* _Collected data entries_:
----
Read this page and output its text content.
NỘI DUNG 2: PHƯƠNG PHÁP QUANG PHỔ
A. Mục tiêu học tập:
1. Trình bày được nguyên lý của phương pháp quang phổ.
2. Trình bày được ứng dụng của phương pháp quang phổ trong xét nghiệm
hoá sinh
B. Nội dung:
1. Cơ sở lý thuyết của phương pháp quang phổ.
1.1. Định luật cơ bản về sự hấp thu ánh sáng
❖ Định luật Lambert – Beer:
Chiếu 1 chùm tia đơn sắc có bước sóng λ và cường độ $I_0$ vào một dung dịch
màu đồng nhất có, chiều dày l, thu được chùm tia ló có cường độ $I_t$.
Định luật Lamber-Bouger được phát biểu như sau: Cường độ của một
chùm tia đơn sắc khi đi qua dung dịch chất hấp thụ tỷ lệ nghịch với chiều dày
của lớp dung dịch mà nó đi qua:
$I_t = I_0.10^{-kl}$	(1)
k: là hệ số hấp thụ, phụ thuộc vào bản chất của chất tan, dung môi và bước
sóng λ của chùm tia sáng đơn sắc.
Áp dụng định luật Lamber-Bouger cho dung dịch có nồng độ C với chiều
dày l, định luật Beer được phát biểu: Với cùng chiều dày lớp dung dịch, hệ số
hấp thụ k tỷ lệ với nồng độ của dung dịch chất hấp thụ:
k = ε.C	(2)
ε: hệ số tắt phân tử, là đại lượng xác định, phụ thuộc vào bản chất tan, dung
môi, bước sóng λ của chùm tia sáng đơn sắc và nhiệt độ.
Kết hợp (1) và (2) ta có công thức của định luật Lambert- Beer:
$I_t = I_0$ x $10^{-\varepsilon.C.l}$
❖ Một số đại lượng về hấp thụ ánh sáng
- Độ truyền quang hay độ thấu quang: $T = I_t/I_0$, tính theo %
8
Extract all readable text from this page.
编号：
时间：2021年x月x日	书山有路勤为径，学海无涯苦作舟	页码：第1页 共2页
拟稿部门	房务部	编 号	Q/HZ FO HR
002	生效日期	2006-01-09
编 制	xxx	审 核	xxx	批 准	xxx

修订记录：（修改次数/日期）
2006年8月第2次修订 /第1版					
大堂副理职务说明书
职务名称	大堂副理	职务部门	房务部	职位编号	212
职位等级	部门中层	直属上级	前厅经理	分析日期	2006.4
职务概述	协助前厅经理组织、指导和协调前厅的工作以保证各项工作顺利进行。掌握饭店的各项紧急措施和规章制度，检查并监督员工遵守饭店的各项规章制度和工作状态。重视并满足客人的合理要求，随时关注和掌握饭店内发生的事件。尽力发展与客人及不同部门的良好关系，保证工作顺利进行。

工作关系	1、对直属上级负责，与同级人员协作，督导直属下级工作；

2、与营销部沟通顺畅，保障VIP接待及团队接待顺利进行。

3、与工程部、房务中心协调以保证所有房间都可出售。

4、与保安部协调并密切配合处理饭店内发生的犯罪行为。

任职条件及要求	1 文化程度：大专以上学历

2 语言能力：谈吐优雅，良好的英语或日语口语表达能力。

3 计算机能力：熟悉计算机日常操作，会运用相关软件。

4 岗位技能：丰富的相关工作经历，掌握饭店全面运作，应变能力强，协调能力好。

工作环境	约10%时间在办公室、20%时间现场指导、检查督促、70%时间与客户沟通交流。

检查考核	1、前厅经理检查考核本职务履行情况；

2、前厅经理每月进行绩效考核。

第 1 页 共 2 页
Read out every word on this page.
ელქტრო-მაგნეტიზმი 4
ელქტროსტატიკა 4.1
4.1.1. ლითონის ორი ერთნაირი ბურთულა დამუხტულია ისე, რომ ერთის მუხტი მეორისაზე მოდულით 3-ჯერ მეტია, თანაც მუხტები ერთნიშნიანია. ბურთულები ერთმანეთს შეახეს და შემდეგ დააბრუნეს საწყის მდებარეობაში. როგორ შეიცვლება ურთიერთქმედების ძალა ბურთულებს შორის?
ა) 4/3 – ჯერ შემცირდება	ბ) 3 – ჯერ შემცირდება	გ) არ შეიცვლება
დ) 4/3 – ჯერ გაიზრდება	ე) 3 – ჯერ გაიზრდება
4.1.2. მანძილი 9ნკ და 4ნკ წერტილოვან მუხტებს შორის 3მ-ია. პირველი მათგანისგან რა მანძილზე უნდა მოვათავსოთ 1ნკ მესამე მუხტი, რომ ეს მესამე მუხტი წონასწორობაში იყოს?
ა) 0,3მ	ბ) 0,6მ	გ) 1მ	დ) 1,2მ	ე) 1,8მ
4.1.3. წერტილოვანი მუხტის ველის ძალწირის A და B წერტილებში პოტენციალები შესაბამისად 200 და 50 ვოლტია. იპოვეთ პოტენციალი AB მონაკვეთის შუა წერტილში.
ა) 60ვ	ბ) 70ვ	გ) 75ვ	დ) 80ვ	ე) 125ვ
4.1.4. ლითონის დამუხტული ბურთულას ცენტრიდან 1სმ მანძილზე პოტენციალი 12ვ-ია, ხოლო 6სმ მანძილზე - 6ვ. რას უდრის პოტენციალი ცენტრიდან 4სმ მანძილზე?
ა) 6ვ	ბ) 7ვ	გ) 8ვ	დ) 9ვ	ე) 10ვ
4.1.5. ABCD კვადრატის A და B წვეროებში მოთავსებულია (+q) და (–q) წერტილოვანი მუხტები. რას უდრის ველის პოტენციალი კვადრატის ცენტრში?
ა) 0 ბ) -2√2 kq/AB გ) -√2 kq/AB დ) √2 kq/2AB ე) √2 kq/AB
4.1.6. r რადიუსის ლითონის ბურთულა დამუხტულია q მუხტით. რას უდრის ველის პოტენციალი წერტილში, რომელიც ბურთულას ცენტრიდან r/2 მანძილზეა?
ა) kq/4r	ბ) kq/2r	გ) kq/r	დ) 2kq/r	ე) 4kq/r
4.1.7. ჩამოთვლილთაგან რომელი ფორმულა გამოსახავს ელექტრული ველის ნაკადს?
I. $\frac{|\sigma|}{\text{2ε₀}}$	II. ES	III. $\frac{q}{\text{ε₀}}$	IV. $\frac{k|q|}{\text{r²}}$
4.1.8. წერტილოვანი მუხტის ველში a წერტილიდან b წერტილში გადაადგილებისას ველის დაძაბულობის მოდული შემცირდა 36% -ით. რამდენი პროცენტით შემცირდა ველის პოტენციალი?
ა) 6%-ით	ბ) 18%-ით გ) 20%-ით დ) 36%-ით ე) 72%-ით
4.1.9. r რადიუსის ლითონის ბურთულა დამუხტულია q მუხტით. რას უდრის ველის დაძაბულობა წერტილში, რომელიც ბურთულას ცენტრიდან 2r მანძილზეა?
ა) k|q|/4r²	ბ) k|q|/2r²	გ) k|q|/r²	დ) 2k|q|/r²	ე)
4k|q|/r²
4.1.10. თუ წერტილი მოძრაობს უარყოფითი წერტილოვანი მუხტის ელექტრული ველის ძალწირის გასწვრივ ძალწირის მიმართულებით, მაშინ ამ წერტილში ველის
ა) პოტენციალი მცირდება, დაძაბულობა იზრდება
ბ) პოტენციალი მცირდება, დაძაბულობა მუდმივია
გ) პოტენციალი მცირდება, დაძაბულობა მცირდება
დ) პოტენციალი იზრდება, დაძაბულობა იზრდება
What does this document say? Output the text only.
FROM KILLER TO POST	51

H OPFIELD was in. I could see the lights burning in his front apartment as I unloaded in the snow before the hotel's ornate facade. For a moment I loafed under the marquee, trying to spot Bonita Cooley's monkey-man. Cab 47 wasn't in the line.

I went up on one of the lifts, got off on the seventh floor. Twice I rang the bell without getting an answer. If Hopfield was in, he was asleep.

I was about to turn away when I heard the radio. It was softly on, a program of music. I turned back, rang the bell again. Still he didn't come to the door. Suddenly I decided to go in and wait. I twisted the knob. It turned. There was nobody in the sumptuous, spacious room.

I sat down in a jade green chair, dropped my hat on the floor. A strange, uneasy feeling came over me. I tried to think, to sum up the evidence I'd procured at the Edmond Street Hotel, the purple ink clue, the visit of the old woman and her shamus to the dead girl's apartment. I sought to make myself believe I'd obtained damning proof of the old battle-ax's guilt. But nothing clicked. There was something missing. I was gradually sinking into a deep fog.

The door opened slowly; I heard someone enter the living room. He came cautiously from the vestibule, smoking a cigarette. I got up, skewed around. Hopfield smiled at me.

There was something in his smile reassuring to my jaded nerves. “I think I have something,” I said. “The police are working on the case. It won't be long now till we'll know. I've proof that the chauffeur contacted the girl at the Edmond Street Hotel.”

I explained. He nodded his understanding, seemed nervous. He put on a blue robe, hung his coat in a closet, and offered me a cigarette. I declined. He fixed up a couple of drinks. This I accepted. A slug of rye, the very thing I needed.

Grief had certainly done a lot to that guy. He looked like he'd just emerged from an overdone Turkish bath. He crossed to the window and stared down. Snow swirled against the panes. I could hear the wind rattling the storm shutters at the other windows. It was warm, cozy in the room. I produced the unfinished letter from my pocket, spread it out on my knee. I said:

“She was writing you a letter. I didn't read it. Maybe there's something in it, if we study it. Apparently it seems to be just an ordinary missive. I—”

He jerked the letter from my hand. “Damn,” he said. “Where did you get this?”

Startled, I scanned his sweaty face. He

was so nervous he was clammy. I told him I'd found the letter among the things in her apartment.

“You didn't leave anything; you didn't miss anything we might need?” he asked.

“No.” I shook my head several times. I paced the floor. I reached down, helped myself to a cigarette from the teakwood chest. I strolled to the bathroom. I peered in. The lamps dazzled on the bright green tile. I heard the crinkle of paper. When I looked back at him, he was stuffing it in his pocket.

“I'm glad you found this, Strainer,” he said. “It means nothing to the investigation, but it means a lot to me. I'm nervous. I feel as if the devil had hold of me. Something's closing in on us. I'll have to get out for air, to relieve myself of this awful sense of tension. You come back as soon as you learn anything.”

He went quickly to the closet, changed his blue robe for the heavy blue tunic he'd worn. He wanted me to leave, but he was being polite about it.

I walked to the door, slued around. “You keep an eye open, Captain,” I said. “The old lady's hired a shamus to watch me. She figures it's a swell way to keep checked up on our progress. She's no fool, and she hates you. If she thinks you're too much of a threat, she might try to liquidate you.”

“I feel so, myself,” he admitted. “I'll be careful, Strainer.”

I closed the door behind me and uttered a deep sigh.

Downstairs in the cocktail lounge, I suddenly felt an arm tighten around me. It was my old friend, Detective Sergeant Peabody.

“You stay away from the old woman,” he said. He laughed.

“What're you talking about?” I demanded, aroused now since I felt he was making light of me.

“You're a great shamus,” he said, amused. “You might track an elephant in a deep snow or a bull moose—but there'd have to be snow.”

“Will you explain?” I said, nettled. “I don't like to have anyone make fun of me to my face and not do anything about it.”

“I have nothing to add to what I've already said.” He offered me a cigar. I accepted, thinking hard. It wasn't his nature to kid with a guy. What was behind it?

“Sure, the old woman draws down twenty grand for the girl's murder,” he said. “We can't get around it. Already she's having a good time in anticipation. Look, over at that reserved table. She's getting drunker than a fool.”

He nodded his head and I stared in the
----
* _Instruction_: From the listing above, collect each line in which the string "that" appears.

* _Reply_:
There was something in his smile reassuring to my jaded nerves. “I think I have something,” I said. “The police are working on the case. It won't be long now till we'll know. I've proof that the chauffeur contacted the girl at the Edmond Street Hotel.”
Grief had certainly done a lot to that guy. He looked like he'd just emerged from an overdone Turkish bath. He crossed to the window and stared down. Snow swirled against the panes. I could hear the wind rattling the storm shutters at the other windows. It was warm, cozy in the room. I produced the unfinished letter from my pocket, spread it out on my knee. I said:
“Sure, the old woman draws down twenty grand for the girl's murder,” he said. “We can't get around it. Already she's having a good time in anticipation. Look, over at that reserved table. She's getting drunker than a fool.”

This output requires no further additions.